Work to do:
Restate each entry word for word, leaving nothing out.

[Dataset rows]
━━━━━━━━━━━━━━━━━━━━━━━━━━━━━━
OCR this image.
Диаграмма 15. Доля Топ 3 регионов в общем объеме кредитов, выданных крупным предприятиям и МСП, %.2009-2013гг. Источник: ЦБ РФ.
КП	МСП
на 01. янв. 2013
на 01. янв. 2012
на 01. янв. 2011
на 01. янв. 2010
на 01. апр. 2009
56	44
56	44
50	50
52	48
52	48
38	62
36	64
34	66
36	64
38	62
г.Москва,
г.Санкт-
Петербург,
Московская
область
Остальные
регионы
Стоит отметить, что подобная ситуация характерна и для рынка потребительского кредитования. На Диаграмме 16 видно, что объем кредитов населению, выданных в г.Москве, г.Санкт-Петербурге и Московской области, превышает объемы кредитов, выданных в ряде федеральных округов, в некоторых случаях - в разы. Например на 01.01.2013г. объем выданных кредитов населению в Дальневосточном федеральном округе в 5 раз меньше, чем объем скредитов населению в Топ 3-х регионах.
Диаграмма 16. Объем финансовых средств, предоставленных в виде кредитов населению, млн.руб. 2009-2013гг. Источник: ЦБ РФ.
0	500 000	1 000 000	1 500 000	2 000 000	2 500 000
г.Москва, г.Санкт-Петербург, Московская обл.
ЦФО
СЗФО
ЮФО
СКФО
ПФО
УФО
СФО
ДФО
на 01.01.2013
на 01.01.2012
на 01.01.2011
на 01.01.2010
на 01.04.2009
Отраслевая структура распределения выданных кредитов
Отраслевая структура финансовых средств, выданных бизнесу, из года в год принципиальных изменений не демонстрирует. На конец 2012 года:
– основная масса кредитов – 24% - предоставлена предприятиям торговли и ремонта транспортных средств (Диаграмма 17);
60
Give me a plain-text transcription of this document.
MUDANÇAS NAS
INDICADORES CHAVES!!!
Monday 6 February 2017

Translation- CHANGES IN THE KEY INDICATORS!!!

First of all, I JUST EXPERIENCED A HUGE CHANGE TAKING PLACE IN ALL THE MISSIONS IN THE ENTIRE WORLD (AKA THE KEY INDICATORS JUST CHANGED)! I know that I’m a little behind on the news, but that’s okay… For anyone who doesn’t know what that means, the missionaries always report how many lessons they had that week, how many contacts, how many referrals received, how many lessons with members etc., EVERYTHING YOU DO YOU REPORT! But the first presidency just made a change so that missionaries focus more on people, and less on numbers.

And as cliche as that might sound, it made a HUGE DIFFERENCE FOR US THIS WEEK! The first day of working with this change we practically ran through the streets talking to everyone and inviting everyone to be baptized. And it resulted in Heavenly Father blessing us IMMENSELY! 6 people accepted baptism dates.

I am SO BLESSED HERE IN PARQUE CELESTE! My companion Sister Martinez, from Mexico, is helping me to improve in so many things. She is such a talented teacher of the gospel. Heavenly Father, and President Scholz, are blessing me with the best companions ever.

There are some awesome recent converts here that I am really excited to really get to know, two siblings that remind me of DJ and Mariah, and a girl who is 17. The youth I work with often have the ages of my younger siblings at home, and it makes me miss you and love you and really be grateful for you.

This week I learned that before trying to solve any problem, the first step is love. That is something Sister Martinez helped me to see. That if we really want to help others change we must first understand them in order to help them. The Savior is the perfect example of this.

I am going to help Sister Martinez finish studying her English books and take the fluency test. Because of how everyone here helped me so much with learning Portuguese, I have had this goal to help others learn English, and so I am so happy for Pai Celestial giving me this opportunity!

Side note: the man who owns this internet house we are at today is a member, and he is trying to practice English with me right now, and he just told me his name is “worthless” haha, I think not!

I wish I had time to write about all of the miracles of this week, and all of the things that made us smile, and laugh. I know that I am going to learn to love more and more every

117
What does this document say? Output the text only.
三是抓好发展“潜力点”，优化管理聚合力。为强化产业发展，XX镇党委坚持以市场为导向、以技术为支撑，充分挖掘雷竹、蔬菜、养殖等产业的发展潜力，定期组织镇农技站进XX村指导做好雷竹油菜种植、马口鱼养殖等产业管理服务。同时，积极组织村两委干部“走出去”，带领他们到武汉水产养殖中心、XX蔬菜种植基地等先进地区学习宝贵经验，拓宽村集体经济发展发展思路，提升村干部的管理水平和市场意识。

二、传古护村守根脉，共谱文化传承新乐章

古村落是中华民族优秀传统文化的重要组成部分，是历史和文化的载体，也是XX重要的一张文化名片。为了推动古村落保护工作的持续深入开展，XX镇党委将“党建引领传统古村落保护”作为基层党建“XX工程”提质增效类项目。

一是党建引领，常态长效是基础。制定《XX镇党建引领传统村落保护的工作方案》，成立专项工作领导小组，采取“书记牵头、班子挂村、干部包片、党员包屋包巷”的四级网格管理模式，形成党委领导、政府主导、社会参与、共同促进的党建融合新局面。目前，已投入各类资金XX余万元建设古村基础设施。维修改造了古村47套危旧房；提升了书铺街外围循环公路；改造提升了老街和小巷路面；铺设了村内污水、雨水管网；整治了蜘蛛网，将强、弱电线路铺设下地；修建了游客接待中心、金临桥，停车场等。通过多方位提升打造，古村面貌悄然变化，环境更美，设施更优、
━━━━━━━━━━━━━━━━━━━━━━━━━━━━━━
Task response:
OCR this image.
Диаграмма 15. Доля Топ 3 регионов в общем объеме кредитов, выданных крупным предприятиям и МСП, %.2009-2013гг. Источник: ЦБ РФ.
КП	МСП
на 01. янв. 2013
на 01. янв. 2012
на 01. янв. 2011
на 01. янв. 2010
на 01. апр. 2009
56	44
56	44
50	50
52	48
52	48
38	62
36	64
34	66
36	64
38	62
г.Москва,
г.Санкт-
Петербург,
Московская
область
Остальные
регионы
Стоит отметить, что подобная ситуация характерна и для рынка потребительского кредитования. На Диаграмме 16 видно, что объем кредитов населению, выданных в г.Москве, г.Санкт-Петербурге и Московской области, превышает объемы кредитов, выданных в ряде федеральных округов, в некоторых случаях - в разы. Например на 01.01.2013г. объем выданных кредитов населению в Дальневосточном федеральном округе в 5 раз меньше, чем объем скредитов населению в Топ 3-х регионах.
Диаграмма 16. Объем финансовых средств, предоставленных в виде кредитов населению, млн.руб. 2009-2013гг. Источник: ЦБ РФ.
0	500 000	1 000 000	1 500 000	2 000 000	2 500 000
г.Москва, г.Санкт-Петербург, Московская обл.
ЦФО
СЗФО
ЮФО
СКФО
ПФО
УФО
СФО
ДФО
на 01.01.2013
на 01.01.2012
на 01.01.2011
на 01.01.2010
на 01.04.2009
Отраслевая структура распределения выданных кредитов
Отраслевая структура финансовых средств, выданных бизнесу, из года в год принципиальных изменений не демонстрирует. На конец 2012 года:
– основная масса кредитов – 24% - предоставлена предприятиям торговли и ремонта транспортных средств (Диаграмма 17);
60
Give me a plain-text transcription of this document.
MUDANÇAS NAS
INDICADORES CHAVES!!!
Monday 6 February 2017

Translation- CHANGES IN THE KEY INDICATORS!!!

First of all, I JUST EXPERIENCED A HUGE CHANGE TAKING PLACE IN ALL THE MISSIONS IN THE ENTIRE WORLD (AKA THE KEY INDICATORS JUST CHANGED)! I know that I’m a little behind on the news, but that’s okay… For anyone who doesn’t know what that means, the missionaries always report how many lessons they had that week, how many contacts, how many referrals received, how many lessons with members etc., EVERYTHING YOU DO YOU REPORT! But the first presidency just made a change so that missionaries focus more on people, and less on numbers.

And as cliche as that might sound, it made a HUGE DIFFERENCE FOR US THIS WEEK! The first day of working with this change we practically ran through the streets talking to everyone and inviting everyone to be baptized. And it resulted in Heavenly Father blessing us IMMENSELY! 6 people accepted baptism dates.

I am SO BLESSED HERE IN PARQUE CELESTE! My companion Sister Martinez, from Mexico, is helping me to improve in so many things. She is such a talented teacher of the gospel. Heavenly Father, and President Scholz, are blessing me with the best companions ever.

There are some awesome recent converts here that I am really excited to really get to know, two siblings that remind me of DJ and Mariah, and a girl who is 17. The youth I work with often have the ages of my younger siblings at home, and it makes me miss you and love you and really be grateful for you.

This week I learned that before trying to solve any problem, the first step is love. That is something Sister Martinez helped me to see. That if we really want to help others change we must first understand them in order to help them. The Savior is the perfect example of this.

I am going to help Sister Martinez finish studying her English books and take the fluency test. Because of how everyone here helped me so much with learning Portuguese, I have had this goal to help others learn English, and so I am so happy for Pai Celestial giving me this opportunity!

Side note: the man who owns this internet house we are at today is a member, and he is trying to practice English with me right now, and he just told me his name is “worthless” haha, I think not!

I wish I had time to write about all of the miracles of this week, and all of the things that made us smile, and laugh. I know that I am going to learn to love more and more every

117
What does this document say? Output the text only.
三是抓好发展“潜力点”，优化管理聚合力。为强化产业发展，XX镇党委坚持以市场为导向、以技术为支撑，充分挖掘雷竹、蔬菜、养殖等产业的发展潜力，定期组织镇农技站进XX村指导做好雷竹油菜种植、马口鱼养殖等产业管理服务。同时，积极组织村两委干部“走出去”，带领他们到武汉水产养殖中心、XX蔬菜种植基地等先进地区学习宝贵经验，拓宽村集体经济发展发展思路，提升村干部的管理水平和市场意识。

二、传古护村守根脉，共谱文化传承新乐章

古村落是中华民族优秀传统文化的重要组成部分，是历史和文化的载体，也是XX重要的一张文化名片。为了推动古村落保护工作的持续深入开展，XX镇党委将“党建引领传统古村落保护”作为基层党建“XX工程”提质增效类项目。

一是党建引领，常态长效是基础。制定《XX镇党建引领传统村落保护的工作方案》，成立专项工作领导小组，采取“书记牵头、班子挂村、干部包片、党员包屋包巷”的四级网格管理模式，形成党委领导、政府主导、社会参与、共同促进的党建融合新局面。目前，已投入各类资金XX余万元建设古村基础设施。维修改造了古村47套危旧房；提升了书铺街外围循环公路；改造提升了老街和小巷路面；铺设了村内污水、雨水管网；整治了蜘蛛网，将强、弱电线路铺设下地；修建了游客接待中心、金临桥，停车场等。通过多方位提升打造，古村面貌悄然变化，环境更美，设施更优、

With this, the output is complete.